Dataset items
• • • •
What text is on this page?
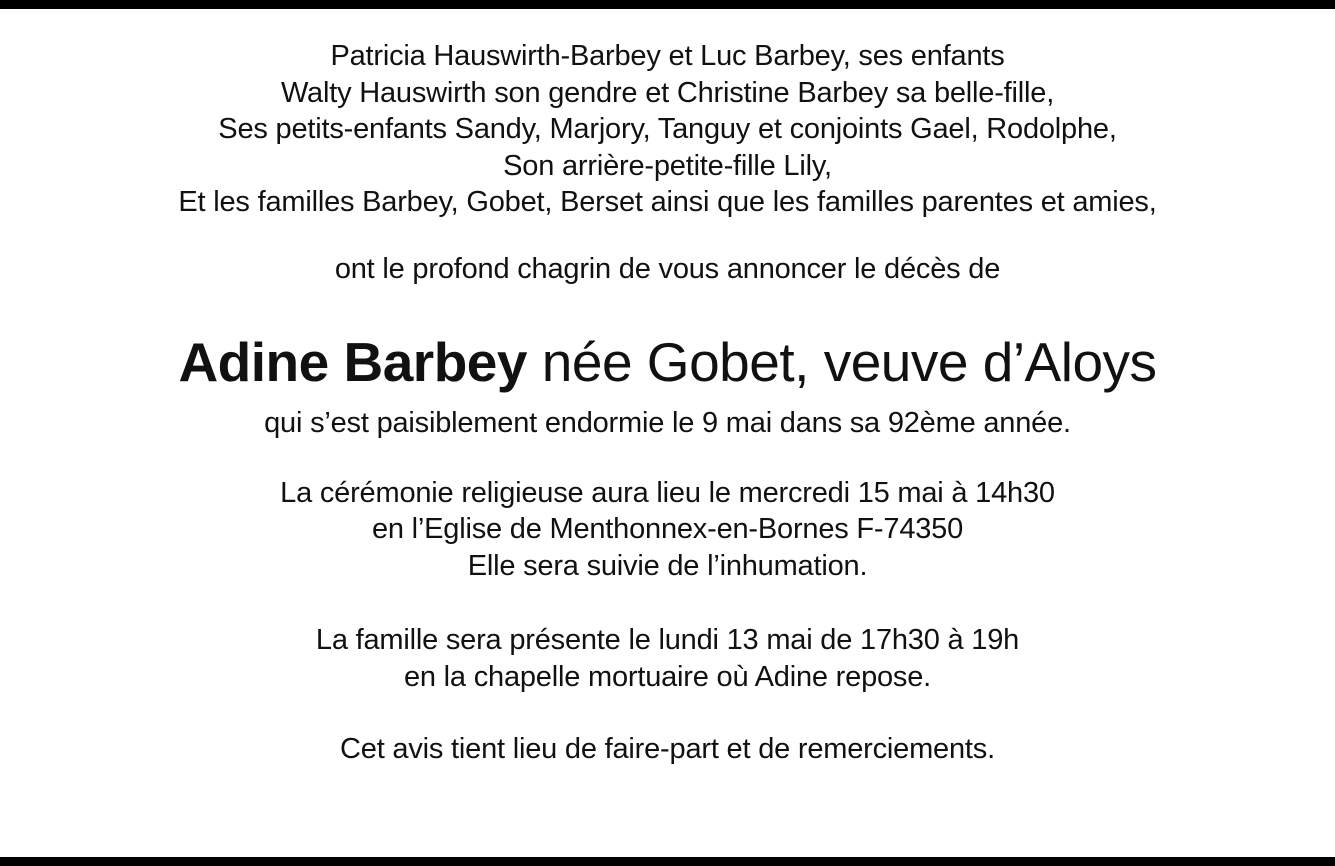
Patricia Hauswirth-Barbey et Luc Barbey, ses enfants
Walty Hauswirth son gendre et Christine Barbey sa belle-fille,
Ses petits-enfants Sandy, Marjory, Tanguy et conjoints Gael, Rodolphe,
Son arrière-petite-fille Lily,
Et les familles Barbey, Gobet, Berset ainsi que les familles parentes et amies,
ont le profond chagrin de vous annoncer le décès de
Adine Barbey née Gobet, veuve d’Aloys
qui s’est paisiblement endormie le 9 mai dans sa 92ème année.
La cérémonie religieuse aura lieu le mercredi 15 mai à 14h30
en l’Eglise de Menthonnex-en-Bornes F-74350
Elle sera suivie de l’inhumation.
La famille sera présente le lundi 13 mai de 17h30 à 19h
en la chapelle mortuaire où Adine repose.
Cet avis tient lieu de faire-part et de remerciements.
• • • •
Look through the listing above. Pick out each line with "enfants" and copy it.

Patricia Hauswirth-Barbey et Luc Barbey, ses enfants
Ses petits-enfants Sandy, Marjory, Tanguy et conjoints Gael, Rodolphe,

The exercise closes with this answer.